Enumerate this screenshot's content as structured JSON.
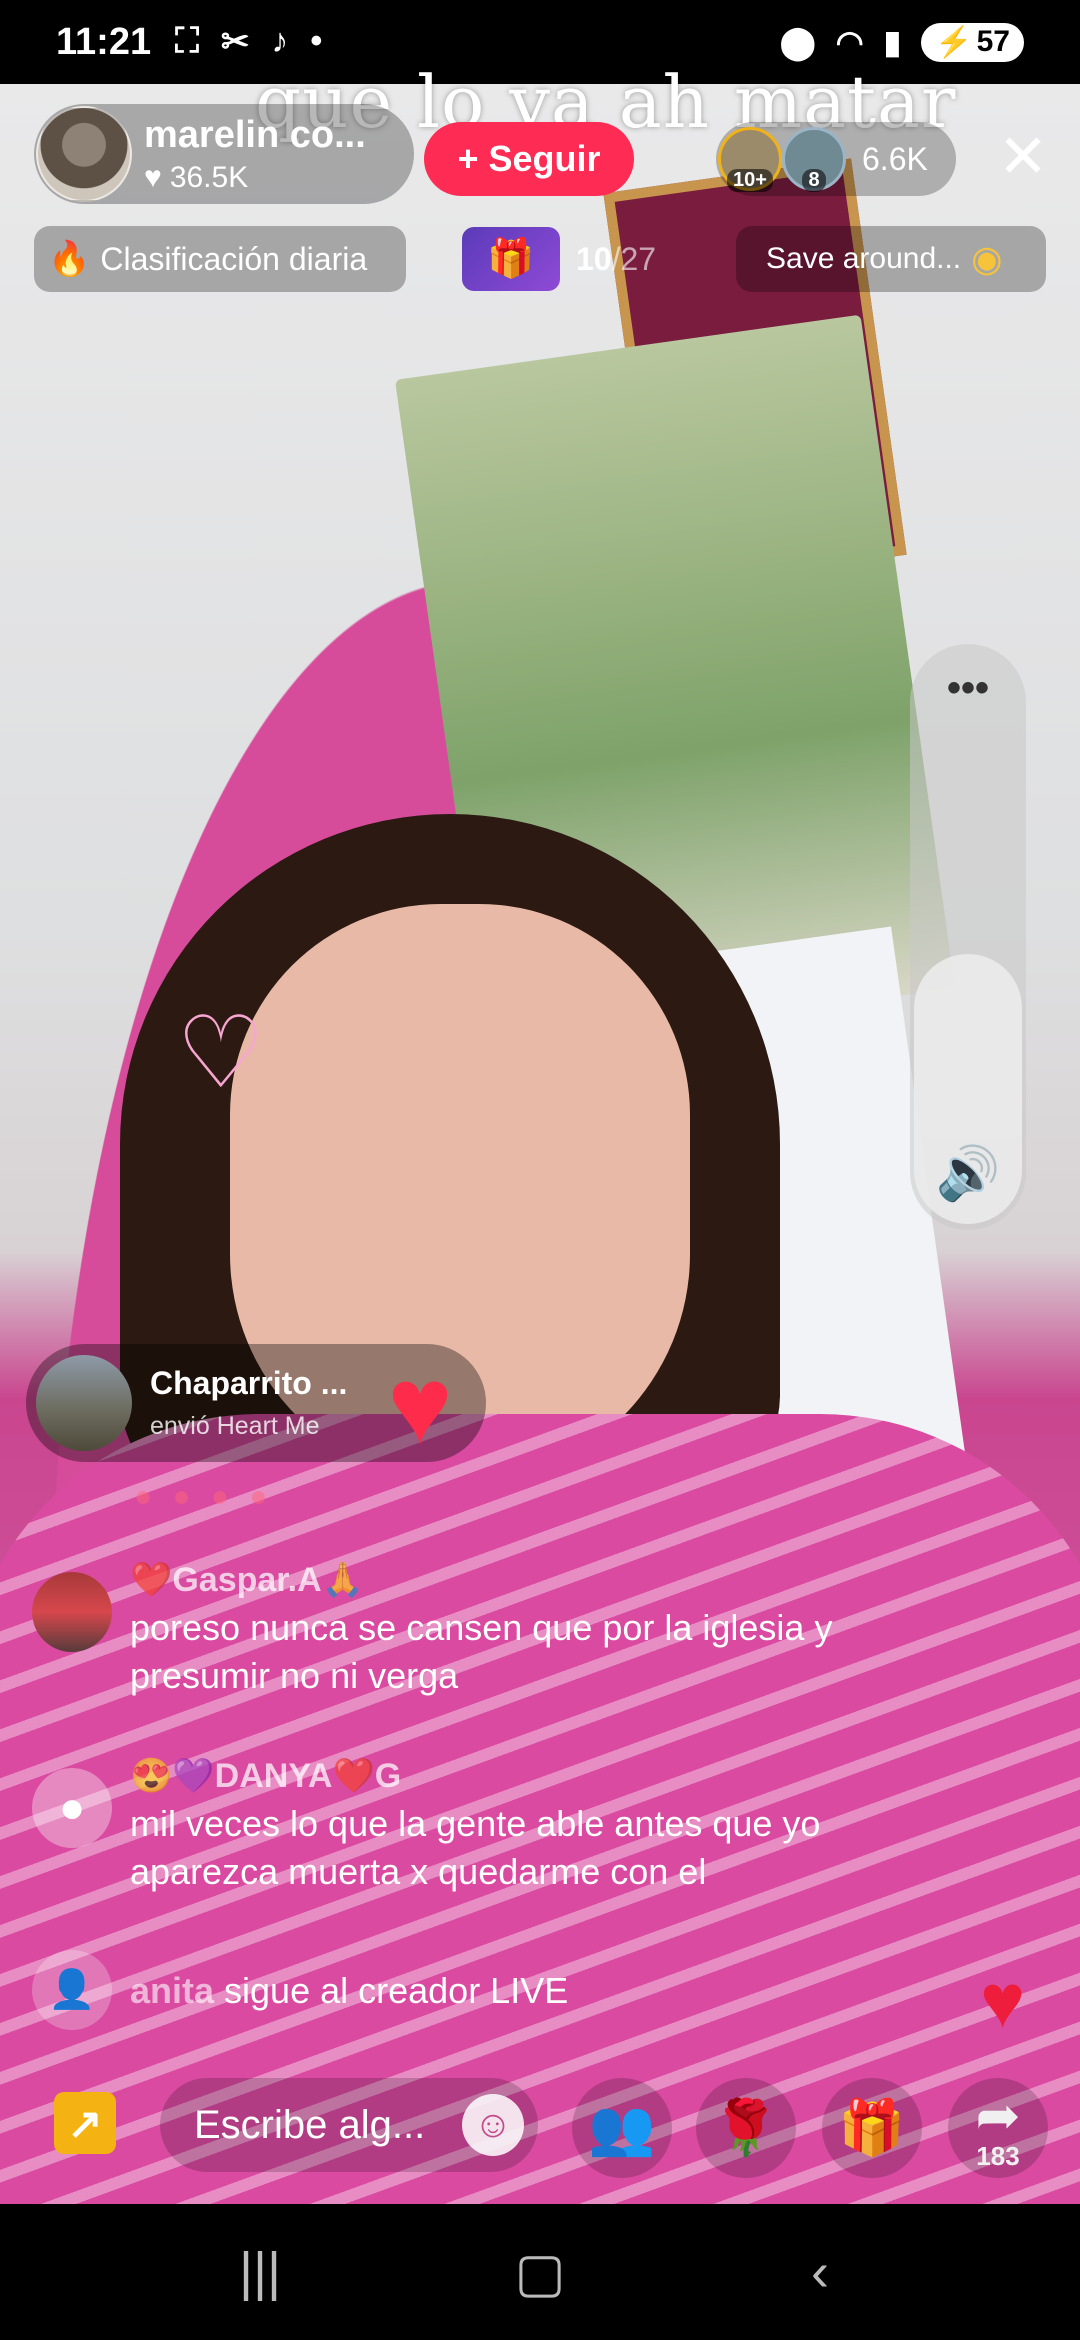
{
  "status_bar": {
    "time": "11:21",
    "left_icons": [
      "screen-record-icon",
      "missed-call-icon",
      "tiktok-icon",
      "dot-icon"
    ],
    "right_icons": [
      "location-icon",
      "wifi-icon",
      "signal-icon"
    ],
    "battery": "57"
  },
  "caption": "que lo va ah matar",
  "host": {
    "name": "marelin co...",
    "likes": "36.5K",
    "follow_label": "+ Seguir"
  },
  "viewers": {
    "badges": [
      "10+",
      "8"
    ],
    "count": "6.6K"
  },
  "ranking": {
    "label": "Clasificación diaria"
  },
  "gift_goal": {
    "current": "10",
    "total": "/27"
  },
  "save_around": {
    "label": "Save around..."
  },
  "gift_notice": {
    "name": "Chaparrito ...",
    "text": "envió Heart Me"
  },
  "comments": [
    {
      "user": "❤️Gaspar.A🙏",
      "message": "poreso nunca se cansen que por la iglesia y presumir no ni verga"
    },
    {
      "user": "😍💜DANYA❤️G",
      "message": "mil veces lo que la gente able antes que yo aparezca muerta x quedarme con el"
    }
  ],
  "follow_event": {
    "user": "anita",
    "text": " sigue al creador LIVE"
  },
  "action_bar": {
    "input_placeholder": "Escribe alg...",
    "share_count": "183"
  },
  "colors": {
    "follow_button": "#fe2c55",
    "accent_pink": "#d94aa0"
  }
}
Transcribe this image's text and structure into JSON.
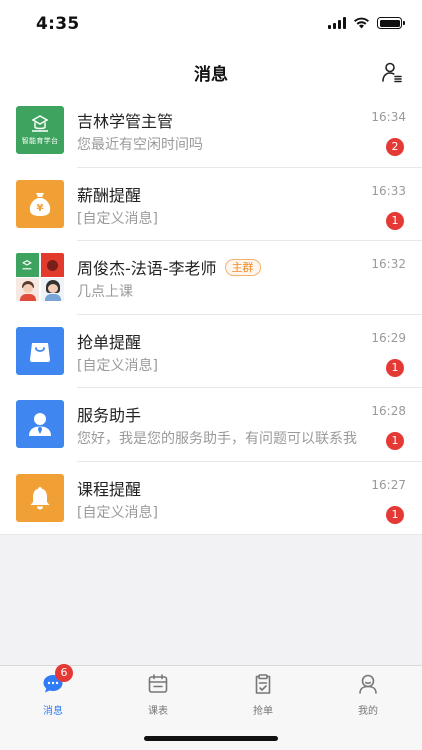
{
  "status_bar": {
    "time": "4:35"
  },
  "header": {
    "title": "消息",
    "contacts_icon": "person-list-icon"
  },
  "messages": [
    {
      "name": "吉林学管主管",
      "preview": "您最近有空闲时间吗",
      "time": "16:34",
      "unread": "2",
      "avatar": "organization-logo",
      "avatar_text": "智能育学台",
      "avatar_color": "#3ea35e"
    },
    {
      "name": "薪酬提醒",
      "preview": "[自定义消息]",
      "time": "16:33",
      "unread": "1",
      "avatar": "money-bag-icon",
      "avatar_color": "#f0a035"
    },
    {
      "name": "周俊杰-法语-李老师",
      "tag": "主群",
      "preview": "几点上课",
      "time": "16:32",
      "unread": "",
      "avatar": "group-avatar"
    },
    {
      "name": "抢单提醒",
      "preview": "[自定义消息]",
      "time": "16:29",
      "unread": "1",
      "avatar": "shopping-bag-icon",
      "avatar_color": "#3f86f0"
    },
    {
      "name": "服务助手",
      "preview": "您好，我是您的服务助手，有问题可以联系我",
      "time": "16:28",
      "unread": "1",
      "avatar": "assistant-person-icon",
      "avatar_color": "#3f86f0"
    },
    {
      "name": "课程提醒",
      "preview": "[自定义消息]",
      "time": "16:27",
      "unread": "1",
      "avatar": "bell-icon",
      "avatar_color": "#f0a035"
    }
  ],
  "tabs": [
    {
      "label": "消息",
      "icon": "chat-bubble-icon",
      "active": true,
      "badge": "6"
    },
    {
      "label": "课表",
      "icon": "calendar-icon",
      "active": false
    },
    {
      "label": "抢单",
      "icon": "clipboard-check-icon",
      "active": false
    },
    {
      "label": "我的",
      "icon": "profile-icon",
      "active": false
    }
  ],
  "colors": {
    "accent": "#2f7cf6",
    "badge": "#e53935",
    "orange": "#f0a035",
    "blue": "#3f86f0"
  }
}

++++

> [Task to carry out]: Pick each line holding the word "time" out of the data and copy it.

> [Exercise response]:
    "time": "11:21",
    "time": "4:35"
      "time": "16:34",
      "time": "16:33",
      "time": "16:32",
      "time": "16:29",
      "time": "16:28",
      "time": "16:27",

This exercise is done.